**Problem description**
Copy each record exactly as it reads, leaving out any pictures it holds.

Dataset entries
----

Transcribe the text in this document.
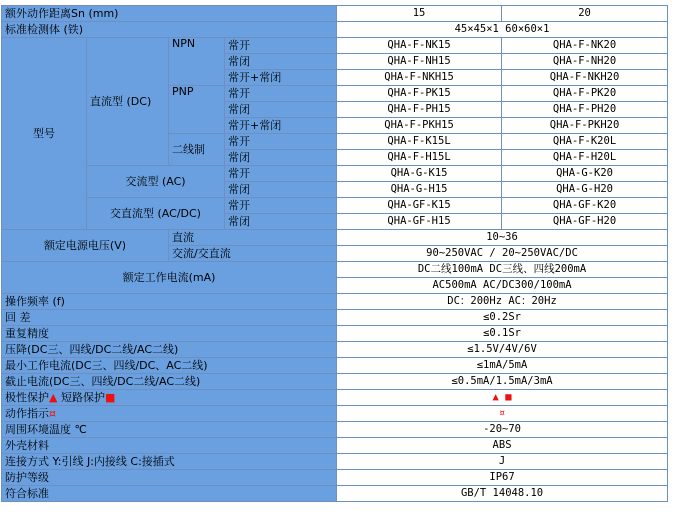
额外动作距离Sn (mm)				15	20
标准检测体 (铁)				45×45×1 60×60×1	
型号	直流型 (DC)	NPN	常开	QHA-F-NK15	QHA-F-NK20
			常闭	QHA-F-NH15	QHA-F-NH20
			常开+常闭	QHA-F-NKH15	QHA-F-NKH20
		PNP	常开	QHA-F-PK15	QHA-F-PK20
			常闭	QHA-F-PH15	QHA-F-PH20
			常开+常闭	QHA-F-PKH15	QHA-F-PKH20
		二线制	常开	QHA-F-K15L	QHA-F-K20L
			常闭	QHA-F-H15L	QHA-F-H20L
	交流型 (AC)		常开	QHA-G-K15	QHA-G-K20
			常闭	QHA-G-H15	QHA-G-H20
	交直流型 (AC/DC)		常开	QHA-GF-K15	QHA-GF-K20
			常闭	QHA-GF-H15	QHA-GF-H20
额定电源电压(V)		直流		10~36	
		交流/交直流		90~250VAC / 20~250VAC/DC	
额定工作电流(mA)				DC二线100mA DC三线、四线200mA	
				AC500mA AC/DC300/100mA	
操作频率 (f)				DC：200Hz AC：20Hz	
回 差				≤0.2Sr	
重复精度				≤0.1Sr	
压降(DC三、四线/DC二线/AC二线)				≤1.5V/4V/6V	
最小工作电流(DC三、四线/DC、AC二线)				≤1mA/5mA	
截止电流(DC三、四线/DC二线/AC二线)				≤0.5mA/1.5mA/3mA	
极性保护▲ 短路保护■				▲ ■	
动作指示¤				¤	
周围环境温度 ℃				-20~70	
外壳材料				ABS	
连接方式 Y:引线 J:内接线 C:接插式				J	
防护等级				IP67	
符合标准				GB/T 14048.10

----

**The response**
Transcribe the text in this document.
额外动作距离Sn (mm)				15	20
标准检测体 (铁)				45×45×1 60×60×1	
型号	直流型 (DC)	NPN	常开	QHA-F-NK15	QHA-F-NK20
			常闭	QHA-F-NH15	QHA-F-NH20
			常开+常闭	QHA-F-NKH15	QHA-F-NKH20
		PNP	常开	QHA-F-PK15	QHA-F-PK20
			常闭	QHA-F-PH15	QHA-F-PH20
			常开+常闭	QHA-F-PKH15	QHA-F-PKH20
		二线制	常开	QHA-F-K15L	QHA-F-K20L
			常闭	QHA-F-H15L	QHA-F-H20L
	交流型 (AC)		常开	QHA-G-K15	QHA-G-K20
			常闭	QHA-G-H15	QHA-G-H20
	交直流型 (AC/DC)		常开	QHA-GF-K15	QHA-GF-K20
			常闭	QHA-GF-H15	QHA-GF-H20
额定电源电压(V)		直流		10~36	
		交流/交直流		90~250VAC / 20~250VAC/DC	
额定工作电流(mA)				DC二线100mA DC三线、四线200mA	
				AC500mA AC/DC300/100mA	
操作频率 (f)				DC：200Hz AC：20Hz	
回 差				≤0.2Sr	
重复精度				≤0.1Sr	
压降(DC三、四线/DC二线/AC二线)				≤1.5V/4V/6V	
最小工作电流(DC三、四线/DC、AC二线)				≤1mA/5mA	
截止电流(DC三、四线/DC二线/AC二线)				≤0.5mA/1.5mA/3mA	
极性保护▲ 短路保护■				▲ ■	
动作指示¤				¤	
周围环境温度 ℃				-20~70	
外壳材料				ABS	
连接方式 Y:引线 J:内接线 C:接插式				J	
防护等级				IP67	
符合标准				GB/T 14048.10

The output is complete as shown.